== WORK REQUIRED ==
Filter the records down to the lines that hold the word "title", and copy each of those lines.

[Stored dataset items]
<<<<
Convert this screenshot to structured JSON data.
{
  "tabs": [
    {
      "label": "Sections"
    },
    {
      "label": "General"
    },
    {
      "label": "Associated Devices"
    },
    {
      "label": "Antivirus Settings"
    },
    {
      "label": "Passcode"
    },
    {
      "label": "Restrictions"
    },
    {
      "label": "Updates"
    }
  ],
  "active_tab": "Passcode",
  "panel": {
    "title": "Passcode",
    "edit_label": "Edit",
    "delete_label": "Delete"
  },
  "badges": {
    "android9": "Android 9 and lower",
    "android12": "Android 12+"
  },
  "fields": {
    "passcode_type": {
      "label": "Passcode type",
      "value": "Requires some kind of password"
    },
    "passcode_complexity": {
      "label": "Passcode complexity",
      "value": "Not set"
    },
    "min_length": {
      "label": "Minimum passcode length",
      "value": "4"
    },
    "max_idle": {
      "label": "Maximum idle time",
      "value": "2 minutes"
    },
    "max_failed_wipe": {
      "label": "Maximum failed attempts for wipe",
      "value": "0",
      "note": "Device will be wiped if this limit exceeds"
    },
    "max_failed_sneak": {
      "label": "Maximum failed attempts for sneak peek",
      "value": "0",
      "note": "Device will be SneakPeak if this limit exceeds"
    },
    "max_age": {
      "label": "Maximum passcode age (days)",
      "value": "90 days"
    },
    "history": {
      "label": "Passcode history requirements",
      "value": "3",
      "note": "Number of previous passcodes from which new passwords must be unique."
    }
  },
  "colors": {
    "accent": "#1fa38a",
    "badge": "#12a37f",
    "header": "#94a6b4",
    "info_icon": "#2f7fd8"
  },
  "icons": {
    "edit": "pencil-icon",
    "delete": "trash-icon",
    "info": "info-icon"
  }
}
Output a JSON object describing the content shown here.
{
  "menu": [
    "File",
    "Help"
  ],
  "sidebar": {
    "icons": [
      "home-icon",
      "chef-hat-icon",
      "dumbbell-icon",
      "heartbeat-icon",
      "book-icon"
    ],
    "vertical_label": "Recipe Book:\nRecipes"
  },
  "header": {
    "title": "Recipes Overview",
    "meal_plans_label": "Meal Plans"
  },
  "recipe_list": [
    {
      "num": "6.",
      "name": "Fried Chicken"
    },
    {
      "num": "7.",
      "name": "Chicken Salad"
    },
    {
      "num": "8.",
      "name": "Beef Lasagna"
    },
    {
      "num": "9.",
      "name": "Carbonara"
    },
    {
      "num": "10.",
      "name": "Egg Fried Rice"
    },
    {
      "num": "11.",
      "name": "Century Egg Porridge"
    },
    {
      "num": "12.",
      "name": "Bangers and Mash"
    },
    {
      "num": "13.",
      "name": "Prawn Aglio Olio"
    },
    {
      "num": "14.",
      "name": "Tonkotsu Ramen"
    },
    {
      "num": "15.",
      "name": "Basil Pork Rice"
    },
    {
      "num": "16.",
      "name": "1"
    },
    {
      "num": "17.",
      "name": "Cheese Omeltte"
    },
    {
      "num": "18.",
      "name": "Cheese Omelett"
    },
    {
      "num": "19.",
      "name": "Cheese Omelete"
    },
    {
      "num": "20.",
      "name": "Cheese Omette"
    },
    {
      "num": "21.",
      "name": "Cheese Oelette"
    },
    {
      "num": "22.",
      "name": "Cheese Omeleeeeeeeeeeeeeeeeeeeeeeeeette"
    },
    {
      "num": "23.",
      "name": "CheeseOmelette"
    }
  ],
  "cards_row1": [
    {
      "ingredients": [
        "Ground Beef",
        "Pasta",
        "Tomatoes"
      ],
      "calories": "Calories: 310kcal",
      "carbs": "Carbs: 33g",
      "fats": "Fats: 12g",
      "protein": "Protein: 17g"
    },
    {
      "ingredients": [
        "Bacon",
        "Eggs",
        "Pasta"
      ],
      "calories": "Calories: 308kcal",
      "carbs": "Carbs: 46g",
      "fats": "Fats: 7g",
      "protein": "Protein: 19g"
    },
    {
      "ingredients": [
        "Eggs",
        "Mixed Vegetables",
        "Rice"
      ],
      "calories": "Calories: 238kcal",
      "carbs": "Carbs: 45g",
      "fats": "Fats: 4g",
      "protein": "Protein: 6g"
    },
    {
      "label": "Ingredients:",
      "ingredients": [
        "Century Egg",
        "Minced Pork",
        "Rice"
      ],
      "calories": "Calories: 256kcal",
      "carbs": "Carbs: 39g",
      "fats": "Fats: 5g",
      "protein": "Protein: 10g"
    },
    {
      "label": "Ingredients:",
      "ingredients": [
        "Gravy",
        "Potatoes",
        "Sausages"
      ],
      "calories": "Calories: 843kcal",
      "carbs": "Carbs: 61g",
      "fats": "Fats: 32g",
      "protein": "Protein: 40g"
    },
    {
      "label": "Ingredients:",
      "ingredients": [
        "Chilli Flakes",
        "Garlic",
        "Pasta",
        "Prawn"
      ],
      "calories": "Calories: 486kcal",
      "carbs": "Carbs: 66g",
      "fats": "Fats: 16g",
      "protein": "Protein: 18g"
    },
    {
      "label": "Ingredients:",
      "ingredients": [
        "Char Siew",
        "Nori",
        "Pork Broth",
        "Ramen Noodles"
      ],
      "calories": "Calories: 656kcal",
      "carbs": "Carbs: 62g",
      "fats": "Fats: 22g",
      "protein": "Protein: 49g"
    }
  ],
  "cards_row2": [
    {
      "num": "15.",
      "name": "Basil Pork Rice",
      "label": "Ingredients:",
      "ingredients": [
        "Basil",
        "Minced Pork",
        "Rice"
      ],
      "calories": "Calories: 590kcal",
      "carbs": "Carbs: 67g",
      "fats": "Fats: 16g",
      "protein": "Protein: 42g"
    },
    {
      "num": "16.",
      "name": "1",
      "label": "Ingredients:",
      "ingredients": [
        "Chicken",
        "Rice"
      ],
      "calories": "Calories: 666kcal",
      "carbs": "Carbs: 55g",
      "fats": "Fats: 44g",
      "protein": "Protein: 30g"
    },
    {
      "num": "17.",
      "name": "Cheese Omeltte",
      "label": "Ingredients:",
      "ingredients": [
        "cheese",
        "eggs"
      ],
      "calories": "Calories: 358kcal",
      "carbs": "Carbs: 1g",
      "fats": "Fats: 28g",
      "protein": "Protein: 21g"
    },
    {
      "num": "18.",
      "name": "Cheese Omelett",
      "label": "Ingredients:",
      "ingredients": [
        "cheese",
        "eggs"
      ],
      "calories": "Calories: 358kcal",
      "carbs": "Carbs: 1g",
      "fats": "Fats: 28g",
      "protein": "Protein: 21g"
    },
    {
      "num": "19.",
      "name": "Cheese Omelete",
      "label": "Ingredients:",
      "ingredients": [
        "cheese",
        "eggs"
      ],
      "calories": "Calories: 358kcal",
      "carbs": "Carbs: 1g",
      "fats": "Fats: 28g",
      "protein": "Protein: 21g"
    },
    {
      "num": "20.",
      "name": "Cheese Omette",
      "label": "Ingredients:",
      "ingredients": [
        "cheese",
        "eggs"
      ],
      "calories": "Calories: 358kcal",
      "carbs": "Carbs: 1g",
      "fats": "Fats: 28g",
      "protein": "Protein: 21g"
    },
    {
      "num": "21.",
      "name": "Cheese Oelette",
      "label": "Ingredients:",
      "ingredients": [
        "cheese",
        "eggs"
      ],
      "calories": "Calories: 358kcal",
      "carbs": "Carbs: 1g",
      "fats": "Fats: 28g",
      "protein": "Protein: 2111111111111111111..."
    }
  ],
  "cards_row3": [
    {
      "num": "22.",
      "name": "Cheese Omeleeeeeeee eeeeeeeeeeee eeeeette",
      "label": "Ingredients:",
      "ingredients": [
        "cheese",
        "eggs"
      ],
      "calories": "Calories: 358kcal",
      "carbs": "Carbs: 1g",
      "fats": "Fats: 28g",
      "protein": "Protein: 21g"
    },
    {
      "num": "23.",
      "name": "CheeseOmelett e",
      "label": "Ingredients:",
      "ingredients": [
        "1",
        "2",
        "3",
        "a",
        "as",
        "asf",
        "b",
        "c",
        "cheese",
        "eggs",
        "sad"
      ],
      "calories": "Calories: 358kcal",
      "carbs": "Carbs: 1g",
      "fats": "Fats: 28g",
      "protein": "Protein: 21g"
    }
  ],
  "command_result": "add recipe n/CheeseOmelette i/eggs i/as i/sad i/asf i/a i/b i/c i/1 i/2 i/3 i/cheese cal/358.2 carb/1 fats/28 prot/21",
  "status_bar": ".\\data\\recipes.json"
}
>>>>
== TASK ANSWER ==
    "title": "Passcode",
    "title": "Recipes Overview",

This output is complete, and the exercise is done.